═══ Data supplied

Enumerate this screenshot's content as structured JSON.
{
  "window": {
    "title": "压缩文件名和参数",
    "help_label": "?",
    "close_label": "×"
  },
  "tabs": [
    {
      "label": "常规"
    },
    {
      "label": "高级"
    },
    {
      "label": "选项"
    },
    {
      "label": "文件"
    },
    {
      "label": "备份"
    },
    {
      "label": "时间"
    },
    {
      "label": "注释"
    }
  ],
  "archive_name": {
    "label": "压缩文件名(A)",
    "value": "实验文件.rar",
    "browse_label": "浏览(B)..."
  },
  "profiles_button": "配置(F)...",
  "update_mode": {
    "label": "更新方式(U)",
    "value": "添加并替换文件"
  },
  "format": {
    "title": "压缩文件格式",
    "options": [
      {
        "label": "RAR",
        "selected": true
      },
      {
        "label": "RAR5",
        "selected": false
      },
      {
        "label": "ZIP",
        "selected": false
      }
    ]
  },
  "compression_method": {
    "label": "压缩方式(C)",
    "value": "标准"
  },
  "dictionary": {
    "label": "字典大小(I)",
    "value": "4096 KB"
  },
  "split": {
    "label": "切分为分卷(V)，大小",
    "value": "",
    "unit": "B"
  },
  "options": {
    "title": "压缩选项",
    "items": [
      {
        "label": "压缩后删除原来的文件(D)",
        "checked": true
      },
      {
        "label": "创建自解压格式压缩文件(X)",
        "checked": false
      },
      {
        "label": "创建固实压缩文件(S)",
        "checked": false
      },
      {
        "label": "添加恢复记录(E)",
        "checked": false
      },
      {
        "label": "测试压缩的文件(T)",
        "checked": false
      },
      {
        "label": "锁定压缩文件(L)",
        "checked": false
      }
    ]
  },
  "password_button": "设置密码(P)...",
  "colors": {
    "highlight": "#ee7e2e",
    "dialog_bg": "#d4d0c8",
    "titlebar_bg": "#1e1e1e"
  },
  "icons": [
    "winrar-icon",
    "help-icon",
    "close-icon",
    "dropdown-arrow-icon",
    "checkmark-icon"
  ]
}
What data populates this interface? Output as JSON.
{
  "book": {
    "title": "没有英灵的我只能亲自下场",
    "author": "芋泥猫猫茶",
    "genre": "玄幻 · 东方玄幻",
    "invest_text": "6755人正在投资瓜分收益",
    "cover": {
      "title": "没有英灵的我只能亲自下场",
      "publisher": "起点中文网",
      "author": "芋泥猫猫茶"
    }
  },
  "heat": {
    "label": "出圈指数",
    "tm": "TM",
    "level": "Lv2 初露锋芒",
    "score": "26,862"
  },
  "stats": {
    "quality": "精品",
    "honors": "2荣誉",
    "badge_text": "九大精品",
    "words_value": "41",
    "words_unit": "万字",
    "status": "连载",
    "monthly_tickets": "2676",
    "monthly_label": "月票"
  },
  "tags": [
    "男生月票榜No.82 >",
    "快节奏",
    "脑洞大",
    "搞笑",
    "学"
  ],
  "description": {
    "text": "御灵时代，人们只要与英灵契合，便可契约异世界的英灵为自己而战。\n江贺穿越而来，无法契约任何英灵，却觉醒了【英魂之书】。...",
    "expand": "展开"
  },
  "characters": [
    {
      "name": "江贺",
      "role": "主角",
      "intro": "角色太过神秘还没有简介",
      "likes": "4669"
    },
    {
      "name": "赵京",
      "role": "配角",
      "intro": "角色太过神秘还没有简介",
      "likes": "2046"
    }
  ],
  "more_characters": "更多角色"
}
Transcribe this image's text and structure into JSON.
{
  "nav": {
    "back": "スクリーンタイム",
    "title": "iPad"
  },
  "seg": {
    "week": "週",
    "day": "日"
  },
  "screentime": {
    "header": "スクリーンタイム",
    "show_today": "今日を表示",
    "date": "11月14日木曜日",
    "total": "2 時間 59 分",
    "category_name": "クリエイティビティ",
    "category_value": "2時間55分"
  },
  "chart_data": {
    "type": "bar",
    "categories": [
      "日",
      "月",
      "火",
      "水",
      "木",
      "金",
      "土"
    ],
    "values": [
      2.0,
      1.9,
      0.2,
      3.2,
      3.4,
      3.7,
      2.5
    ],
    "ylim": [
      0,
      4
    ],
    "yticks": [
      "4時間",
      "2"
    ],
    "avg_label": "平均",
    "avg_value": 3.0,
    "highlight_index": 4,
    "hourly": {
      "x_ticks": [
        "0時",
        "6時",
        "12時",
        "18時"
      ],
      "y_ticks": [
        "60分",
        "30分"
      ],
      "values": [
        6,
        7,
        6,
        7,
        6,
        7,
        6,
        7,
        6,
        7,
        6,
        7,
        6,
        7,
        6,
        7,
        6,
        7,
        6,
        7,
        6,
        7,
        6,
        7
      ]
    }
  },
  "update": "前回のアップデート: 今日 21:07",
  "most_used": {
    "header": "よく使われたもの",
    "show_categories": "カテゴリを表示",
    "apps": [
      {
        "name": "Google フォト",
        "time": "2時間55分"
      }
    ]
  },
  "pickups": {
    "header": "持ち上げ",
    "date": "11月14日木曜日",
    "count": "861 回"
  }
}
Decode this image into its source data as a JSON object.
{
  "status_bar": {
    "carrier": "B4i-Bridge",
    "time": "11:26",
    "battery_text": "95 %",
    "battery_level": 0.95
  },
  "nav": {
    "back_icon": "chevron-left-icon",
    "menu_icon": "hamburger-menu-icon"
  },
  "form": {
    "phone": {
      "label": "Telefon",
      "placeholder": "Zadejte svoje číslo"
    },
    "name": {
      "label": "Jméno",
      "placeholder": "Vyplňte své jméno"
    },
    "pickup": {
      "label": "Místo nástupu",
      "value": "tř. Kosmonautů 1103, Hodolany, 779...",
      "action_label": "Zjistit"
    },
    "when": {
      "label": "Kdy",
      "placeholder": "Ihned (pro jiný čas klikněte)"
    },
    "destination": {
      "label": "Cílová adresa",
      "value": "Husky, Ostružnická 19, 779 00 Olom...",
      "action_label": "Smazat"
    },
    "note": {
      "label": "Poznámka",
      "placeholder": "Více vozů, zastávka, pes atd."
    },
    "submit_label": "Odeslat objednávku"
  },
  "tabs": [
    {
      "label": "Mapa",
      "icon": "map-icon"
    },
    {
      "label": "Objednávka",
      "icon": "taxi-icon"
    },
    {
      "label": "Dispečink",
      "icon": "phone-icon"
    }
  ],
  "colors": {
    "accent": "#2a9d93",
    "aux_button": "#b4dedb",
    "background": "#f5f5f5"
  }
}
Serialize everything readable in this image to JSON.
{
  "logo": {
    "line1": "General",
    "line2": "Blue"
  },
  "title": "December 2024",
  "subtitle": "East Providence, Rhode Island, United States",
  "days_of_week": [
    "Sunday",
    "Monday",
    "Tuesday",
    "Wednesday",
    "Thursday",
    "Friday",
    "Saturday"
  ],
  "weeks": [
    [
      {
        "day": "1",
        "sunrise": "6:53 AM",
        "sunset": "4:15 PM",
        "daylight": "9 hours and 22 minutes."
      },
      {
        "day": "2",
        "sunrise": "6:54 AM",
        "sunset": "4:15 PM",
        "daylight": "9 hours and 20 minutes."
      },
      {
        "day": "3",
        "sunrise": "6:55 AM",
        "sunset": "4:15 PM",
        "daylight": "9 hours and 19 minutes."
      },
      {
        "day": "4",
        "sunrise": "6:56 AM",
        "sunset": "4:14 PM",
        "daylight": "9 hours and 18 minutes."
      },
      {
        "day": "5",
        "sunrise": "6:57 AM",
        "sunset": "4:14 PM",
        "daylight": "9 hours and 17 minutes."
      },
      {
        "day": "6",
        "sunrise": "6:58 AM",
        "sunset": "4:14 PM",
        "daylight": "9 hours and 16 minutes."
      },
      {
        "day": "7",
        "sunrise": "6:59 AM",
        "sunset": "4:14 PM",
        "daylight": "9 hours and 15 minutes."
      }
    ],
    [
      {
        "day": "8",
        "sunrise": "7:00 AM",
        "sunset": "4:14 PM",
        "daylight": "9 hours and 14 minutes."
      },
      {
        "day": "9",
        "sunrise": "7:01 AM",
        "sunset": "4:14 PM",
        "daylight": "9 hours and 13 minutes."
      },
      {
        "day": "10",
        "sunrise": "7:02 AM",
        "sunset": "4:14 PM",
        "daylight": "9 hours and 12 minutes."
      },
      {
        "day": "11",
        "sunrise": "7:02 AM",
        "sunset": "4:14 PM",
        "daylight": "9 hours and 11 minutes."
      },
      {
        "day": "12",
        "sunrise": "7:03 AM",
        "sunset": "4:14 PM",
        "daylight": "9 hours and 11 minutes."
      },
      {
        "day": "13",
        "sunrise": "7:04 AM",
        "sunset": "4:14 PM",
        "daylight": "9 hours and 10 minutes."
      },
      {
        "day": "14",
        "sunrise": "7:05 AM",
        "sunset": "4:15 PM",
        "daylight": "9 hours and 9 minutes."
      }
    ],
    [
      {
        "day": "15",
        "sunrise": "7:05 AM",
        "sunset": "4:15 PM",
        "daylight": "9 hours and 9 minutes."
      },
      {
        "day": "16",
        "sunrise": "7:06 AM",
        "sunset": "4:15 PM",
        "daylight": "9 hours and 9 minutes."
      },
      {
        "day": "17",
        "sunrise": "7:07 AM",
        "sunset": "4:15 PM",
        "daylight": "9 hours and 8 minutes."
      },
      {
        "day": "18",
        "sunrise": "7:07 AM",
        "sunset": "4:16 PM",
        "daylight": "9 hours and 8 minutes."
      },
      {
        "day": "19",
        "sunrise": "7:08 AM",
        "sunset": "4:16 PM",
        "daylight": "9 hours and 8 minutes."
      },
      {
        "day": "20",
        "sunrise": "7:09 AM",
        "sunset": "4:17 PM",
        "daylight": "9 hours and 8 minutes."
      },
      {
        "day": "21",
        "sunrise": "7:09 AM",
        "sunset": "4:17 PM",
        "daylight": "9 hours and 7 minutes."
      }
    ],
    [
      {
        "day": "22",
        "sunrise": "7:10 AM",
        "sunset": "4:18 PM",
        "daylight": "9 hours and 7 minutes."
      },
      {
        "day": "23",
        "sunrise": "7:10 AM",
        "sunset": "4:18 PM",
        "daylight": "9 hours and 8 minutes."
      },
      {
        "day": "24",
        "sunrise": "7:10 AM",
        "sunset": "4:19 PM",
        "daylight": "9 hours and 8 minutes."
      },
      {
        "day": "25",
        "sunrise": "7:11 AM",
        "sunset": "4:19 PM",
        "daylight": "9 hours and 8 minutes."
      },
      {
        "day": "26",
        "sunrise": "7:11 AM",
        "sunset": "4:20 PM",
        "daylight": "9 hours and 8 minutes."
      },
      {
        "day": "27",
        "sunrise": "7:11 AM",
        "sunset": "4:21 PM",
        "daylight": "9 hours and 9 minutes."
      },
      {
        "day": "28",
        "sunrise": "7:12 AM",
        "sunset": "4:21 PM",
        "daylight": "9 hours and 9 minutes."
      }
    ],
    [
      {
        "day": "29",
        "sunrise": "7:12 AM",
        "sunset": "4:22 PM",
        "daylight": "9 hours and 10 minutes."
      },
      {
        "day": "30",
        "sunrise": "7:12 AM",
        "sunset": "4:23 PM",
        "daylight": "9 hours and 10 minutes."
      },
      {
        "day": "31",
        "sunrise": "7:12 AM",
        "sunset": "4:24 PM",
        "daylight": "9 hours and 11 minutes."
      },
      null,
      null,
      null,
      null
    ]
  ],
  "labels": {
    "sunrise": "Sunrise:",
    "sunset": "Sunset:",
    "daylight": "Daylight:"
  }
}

══════

_Problem to solve_. From the material above, copy each line that includes the word "image".

_Answer to the task_.
Transcribe this image's text and structure into JSON.
Decode this image into its source data as a JSON object.
Serialize everything readable in this image to JSON.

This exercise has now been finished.